_DIRECTIVE_: Every line with the word "glyph" in it should be extracted from the data that follows.

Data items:
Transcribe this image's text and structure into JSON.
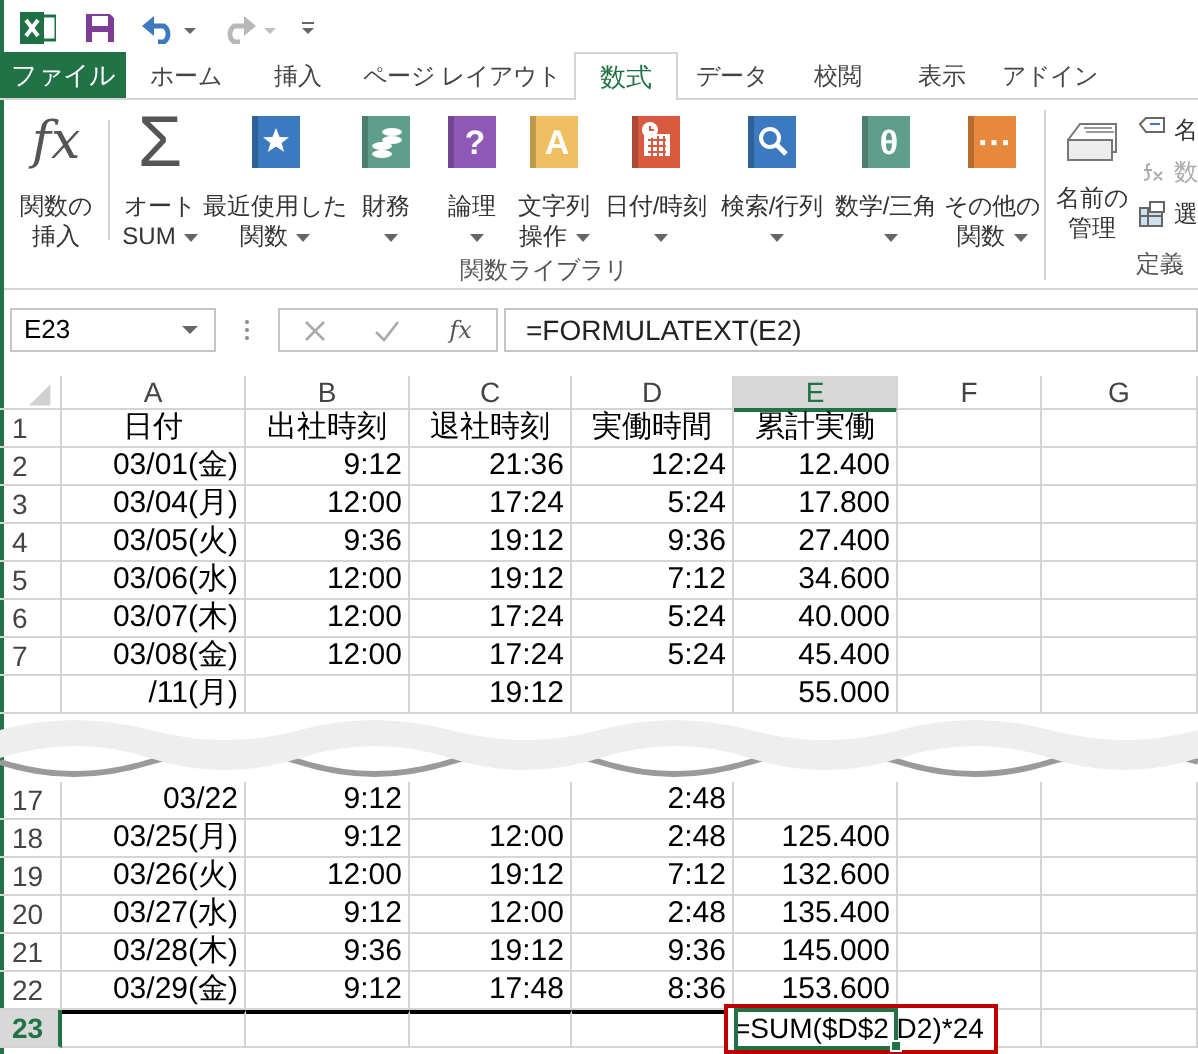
{
  "toolbar": [
    {
      "kind": "logo"
    },
    {
      "kind": "save"
    },
    {
      "kind": "undo",
      "disabled": false
    },
    {
      "kind": "redo",
      "disabled": true
    },
    {
      "kind": "customize"
    }
  ],
  "tabs": [
    {
      "label": "ファイル",
      "kind": "file",
      "selected": false
    },
    {
      "label": "ホーム",
      "kind": "tab",
      "selected": false
    },
    {
      "label": "挿入",
      "kind": "tab",
      "selected": false
    },
    {
      "label": "ページ レイアウト",
      "kind": "tab",
      "selected": false
    },
    {
      "label": "数式",
      "kind": "tab",
      "selected": true
    },
    {
      "label": "データ",
      "kind": "tab",
      "selected": false
    },
    {
      "label": "校閲",
      "kind": "tab",
      "selected": false
    },
    {
      "label": "表示",
      "kind": "tab",
      "selected": false
    },
    {
      "label": "アドイン",
      "kind": "tab",
      "selected": false
    }
  ],
  "ribbon": {
    "buttons": [
      {
        "kind": "glyph",
        "glyph": "fx",
        "lines": [
          "関数の",
          "挿入"
        ],
        "dropdown": false
      },
      {
        "kind": "glyph",
        "glyph": "Σ",
        "lines": [
          "オート",
          "SUM"
        ],
        "dropdown": true
      },
      {
        "kind": "star_book",
        "color": "#3b79c0",
        "lines": [
          "最近使用した",
          "関数"
        ],
        "dropdown": true
      },
      {
        "kind": "coins_book",
        "color": "#5f9e8a",
        "lines": [
          "財務"
        ],
        "dropdown": true
      },
      {
        "kind": "book",
        "color": "#8e59b6",
        "glyph": "?",
        "lines": [
          "論理"
        ],
        "dropdown": true
      },
      {
        "kind": "book",
        "color": "#efbf62",
        "glyph": "A",
        "lines": [
          "文字列",
          "操作"
        ],
        "dropdown": true
      },
      {
        "kind": "calendar_book",
        "color": "#d95b3f",
        "lines": [
          "日付/時刻"
        ],
        "dropdown": true
      },
      {
        "kind": "magnifier_book",
        "color": "#3b79c0",
        "lines": [
          "検索/行列"
        ],
        "dropdown": true
      },
      {
        "kind": "book",
        "color": "#5f9e8a",
        "glyph": "θ",
        "lines": [
          "数学/三角"
        ],
        "dropdown": true
      },
      {
        "kind": "book",
        "color": "#e8883b",
        "glyph": "···",
        "lines": [
          "その他の",
          "関数"
        ],
        "dropdown": true
      }
    ],
    "group_label": "関数ライブラリ",
    "name_manager": {
      "lines": [
        "名前の",
        "管理"
      ]
    },
    "small_items": [
      {
        "kind": "tag",
        "text": "名",
        "disabled": false
      },
      {
        "kind": "fx",
        "text": "数",
        "disabled": true
      },
      {
        "kind": "table",
        "text": "選",
        "disabled": false
      }
    ],
    "group2_label": "定義"
  },
  "formula_bar": {
    "name_box": "E23",
    "fx": "fx",
    "formula": "=FORMULATEXT(E2)"
  },
  "columns": [
    {
      "label": "A",
      "selected": false
    },
    {
      "label": "B",
      "selected": false
    },
    {
      "label": "C",
      "selected": false
    },
    {
      "label": "D",
      "selected": false
    },
    {
      "label": "E",
      "selected": true
    },
    {
      "label": "F",
      "selected": false
    },
    {
      "label": "G",
      "selected": false
    }
  ],
  "rows": [
    {
      "kind": "header",
      "number": "1",
      "selected": false,
      "cells": [
        "日付",
        "出社時刻",
        "退社時刻",
        "実働時間",
        "累計実働"
      ]
    },
    {
      "kind": "data",
      "number": "2",
      "selected": false,
      "cells": [
        "03/01(金)",
        "9:12",
        "21:36",
        "12:24",
        "12.400"
      ]
    },
    {
      "kind": "data",
      "number": "3",
      "selected": false,
      "cells": [
        "03/04(月)",
        "12:00",
        "17:24",
        "5:24",
        "17.800"
      ]
    },
    {
      "kind": "data",
      "number": "4",
      "selected": false,
      "cells": [
        "03/05(火)",
        "9:36",
        "19:12",
        "9:36",
        "27.400"
      ]
    },
    {
      "kind": "data",
      "number": "5",
      "selected": false,
      "cells": [
        "03/06(水)",
        "12:00",
        "19:12",
        "7:12",
        "34.600"
      ]
    },
    {
      "kind": "data",
      "number": "6",
      "selected": false,
      "cells": [
        "03/07(木)",
        "12:00",
        "17:24",
        "5:24",
        "40.000"
      ]
    },
    {
      "kind": "data",
      "number": "7",
      "selected": false,
      "cells": [
        "03/08(金)",
        "12:00",
        "17:24",
        "5:24",
        "45.400"
      ]
    },
    {
      "kind": "data",
      "selected": false,
      "cells": [
        "/11(月)",
        null,
        "19:12",
        null,
        "55.000"
      ]
    },
    {
      "kind": "tear"
    },
    {
      "kind": "data",
      "number": "17",
      "selected": false,
      "cells": [
        "03/22",
        "9:12",
        null,
        "2:48",
        null
      ]
    },
    {
      "kind": "data",
      "number": "18",
      "selected": false,
      "cells": [
        "03/25(月)",
        "9:12",
        "12:00",
        "2:48",
        "125.400"
      ]
    },
    {
      "kind": "data",
      "number": "19",
      "selected": false,
      "cells": [
        "03/26(火)",
        "12:00",
        "19:12",
        "7:12",
        "132.600"
      ]
    },
    {
      "kind": "data",
      "number": "20",
      "selected": false,
      "cells": [
        "03/27(水)",
        "9:12",
        "12:00",
        "2:48",
        "135.400"
      ]
    },
    {
      "kind": "data",
      "number": "21",
      "selected": false,
      "cells": [
        "03/28(木)",
        "9:36",
        "19:12",
        "9:36",
        "145.000"
      ]
    },
    {
      "kind": "data",
      "number": "22",
      "selected": false,
      "cells": [
        "03/29(金)",
        "9:12",
        "17:48",
        "8:36",
        "153.600"
      ]
    },
    {
      "kind": "data",
      "number": "23",
      "selected": true,
      "cells": [],
      "callout": "=SUM($D$2 D2)*24"
    }
  ]
}
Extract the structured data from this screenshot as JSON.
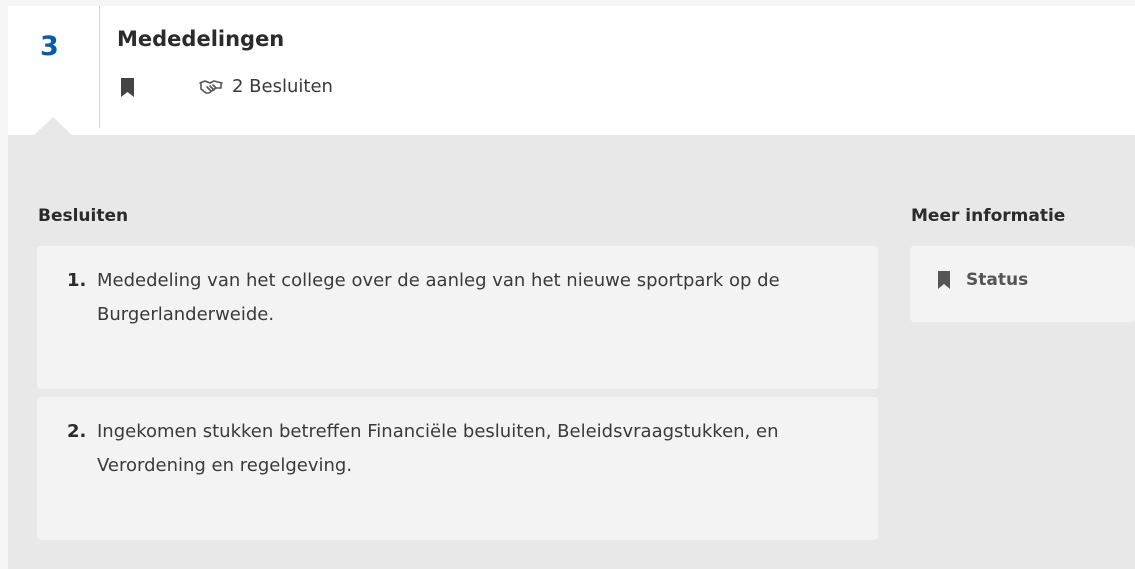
{
  "item": {
    "number": "3",
    "title": "Mededelingen",
    "besluiten_count_label": "2 Besluiten"
  },
  "besluiten": {
    "heading": "Besluiten",
    "items": [
      {
        "number": "1.",
        "text": "Mededeling van het college over de aanleg van het nieuwe sportpark op de Burgerlanderweide."
      },
      {
        "number": "2.",
        "text": "Ingekomen stukken betreffen Financiële besluiten, Beleidsvraagstukken, en Verordening en regelgeving."
      }
    ]
  },
  "meer_informatie": {
    "heading": "Meer informatie",
    "status_label": "Status"
  },
  "icons": {
    "bookmark": "bookmark-icon",
    "handshake": "handshake-icon"
  },
  "colors": {
    "accent": "#0a5ea8",
    "panel_bg": "#e8e8e8",
    "card_bg": "#f3f3f3"
  }
}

_RESPONSE TO THE EXERCISE_:
        "kind": "glyph",
        "glyph": "fx",
        "kind": "glyph",
        "glyph": "Σ",
        "glyph": "?",
        "glyph": "A",
        "glyph": "θ",
        "glyph": "···",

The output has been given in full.